— TASK OBJECTIVE —
List all lines in the material below that contain "content".

— DATA TO USE —
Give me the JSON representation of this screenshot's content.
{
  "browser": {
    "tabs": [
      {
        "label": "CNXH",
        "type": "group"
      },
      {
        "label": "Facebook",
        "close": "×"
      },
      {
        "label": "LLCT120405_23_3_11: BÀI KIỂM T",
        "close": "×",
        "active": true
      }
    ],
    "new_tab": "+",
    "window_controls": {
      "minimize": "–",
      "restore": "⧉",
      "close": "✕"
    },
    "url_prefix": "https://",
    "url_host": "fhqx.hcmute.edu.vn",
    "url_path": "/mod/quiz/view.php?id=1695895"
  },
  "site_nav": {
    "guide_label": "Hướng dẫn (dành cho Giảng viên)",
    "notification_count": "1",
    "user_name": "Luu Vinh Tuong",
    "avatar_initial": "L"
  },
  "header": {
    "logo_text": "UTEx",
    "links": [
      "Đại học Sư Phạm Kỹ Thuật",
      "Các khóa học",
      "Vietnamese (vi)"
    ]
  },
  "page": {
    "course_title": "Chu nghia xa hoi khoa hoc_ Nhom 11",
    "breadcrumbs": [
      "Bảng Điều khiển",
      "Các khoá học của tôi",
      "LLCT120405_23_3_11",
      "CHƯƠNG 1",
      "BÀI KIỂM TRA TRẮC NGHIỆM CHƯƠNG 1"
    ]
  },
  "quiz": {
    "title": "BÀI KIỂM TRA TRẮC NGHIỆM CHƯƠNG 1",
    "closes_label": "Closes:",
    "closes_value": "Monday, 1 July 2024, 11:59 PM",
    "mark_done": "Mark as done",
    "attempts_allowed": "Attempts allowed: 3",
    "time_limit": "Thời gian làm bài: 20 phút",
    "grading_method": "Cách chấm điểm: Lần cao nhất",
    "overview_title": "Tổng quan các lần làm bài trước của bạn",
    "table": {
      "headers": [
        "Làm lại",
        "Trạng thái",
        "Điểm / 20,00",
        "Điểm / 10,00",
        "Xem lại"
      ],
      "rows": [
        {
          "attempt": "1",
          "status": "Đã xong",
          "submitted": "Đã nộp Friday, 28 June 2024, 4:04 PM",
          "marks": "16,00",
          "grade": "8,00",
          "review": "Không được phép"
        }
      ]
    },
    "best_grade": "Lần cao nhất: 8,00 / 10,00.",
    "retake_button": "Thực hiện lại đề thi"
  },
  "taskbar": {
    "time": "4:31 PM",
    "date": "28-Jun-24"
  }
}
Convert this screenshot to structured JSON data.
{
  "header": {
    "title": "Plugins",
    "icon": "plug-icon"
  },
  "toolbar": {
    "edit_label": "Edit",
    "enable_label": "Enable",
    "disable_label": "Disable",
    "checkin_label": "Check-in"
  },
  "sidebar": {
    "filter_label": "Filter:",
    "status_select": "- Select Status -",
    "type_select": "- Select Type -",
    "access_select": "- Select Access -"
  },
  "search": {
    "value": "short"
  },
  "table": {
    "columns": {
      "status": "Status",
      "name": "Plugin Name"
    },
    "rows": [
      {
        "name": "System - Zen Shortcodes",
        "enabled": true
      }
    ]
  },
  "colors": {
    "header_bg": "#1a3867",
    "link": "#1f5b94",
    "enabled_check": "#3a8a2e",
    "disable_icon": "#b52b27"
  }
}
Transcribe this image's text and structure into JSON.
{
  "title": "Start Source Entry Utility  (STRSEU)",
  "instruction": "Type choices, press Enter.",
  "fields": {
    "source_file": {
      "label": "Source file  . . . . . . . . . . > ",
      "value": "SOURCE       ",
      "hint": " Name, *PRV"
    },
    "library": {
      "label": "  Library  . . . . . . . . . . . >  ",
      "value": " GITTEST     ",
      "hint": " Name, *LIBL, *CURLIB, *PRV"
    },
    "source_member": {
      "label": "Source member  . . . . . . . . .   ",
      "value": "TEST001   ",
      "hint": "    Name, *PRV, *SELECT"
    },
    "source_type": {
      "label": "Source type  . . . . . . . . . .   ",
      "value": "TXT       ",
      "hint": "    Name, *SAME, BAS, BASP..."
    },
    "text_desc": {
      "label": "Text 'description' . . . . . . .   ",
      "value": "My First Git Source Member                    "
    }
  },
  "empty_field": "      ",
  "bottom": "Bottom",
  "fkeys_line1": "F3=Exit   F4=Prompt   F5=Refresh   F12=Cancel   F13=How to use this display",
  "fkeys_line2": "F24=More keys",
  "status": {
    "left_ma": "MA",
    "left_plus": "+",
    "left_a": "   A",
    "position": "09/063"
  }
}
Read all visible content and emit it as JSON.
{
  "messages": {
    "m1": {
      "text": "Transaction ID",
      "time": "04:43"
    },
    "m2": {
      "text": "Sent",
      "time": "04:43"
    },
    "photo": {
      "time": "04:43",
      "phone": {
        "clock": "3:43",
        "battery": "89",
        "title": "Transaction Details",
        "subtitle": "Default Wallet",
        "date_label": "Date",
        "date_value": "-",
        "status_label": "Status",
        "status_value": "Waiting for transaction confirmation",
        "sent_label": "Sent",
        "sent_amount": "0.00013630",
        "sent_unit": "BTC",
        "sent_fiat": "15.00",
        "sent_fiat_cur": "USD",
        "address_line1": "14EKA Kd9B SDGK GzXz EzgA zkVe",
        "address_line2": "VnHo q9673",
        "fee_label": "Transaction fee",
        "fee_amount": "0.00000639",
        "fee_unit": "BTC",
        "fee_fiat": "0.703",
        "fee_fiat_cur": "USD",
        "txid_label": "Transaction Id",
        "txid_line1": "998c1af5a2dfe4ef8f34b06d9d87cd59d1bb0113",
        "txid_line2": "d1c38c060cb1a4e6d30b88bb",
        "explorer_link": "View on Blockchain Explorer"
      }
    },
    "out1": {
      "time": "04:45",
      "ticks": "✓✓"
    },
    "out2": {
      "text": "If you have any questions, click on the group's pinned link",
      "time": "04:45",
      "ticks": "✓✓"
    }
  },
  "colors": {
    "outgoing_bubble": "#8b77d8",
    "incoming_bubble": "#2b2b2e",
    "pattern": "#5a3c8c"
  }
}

— RESPONSE —
Give me the JSON representation of this screenshot's content.
Read all visible content and emit it as JSON.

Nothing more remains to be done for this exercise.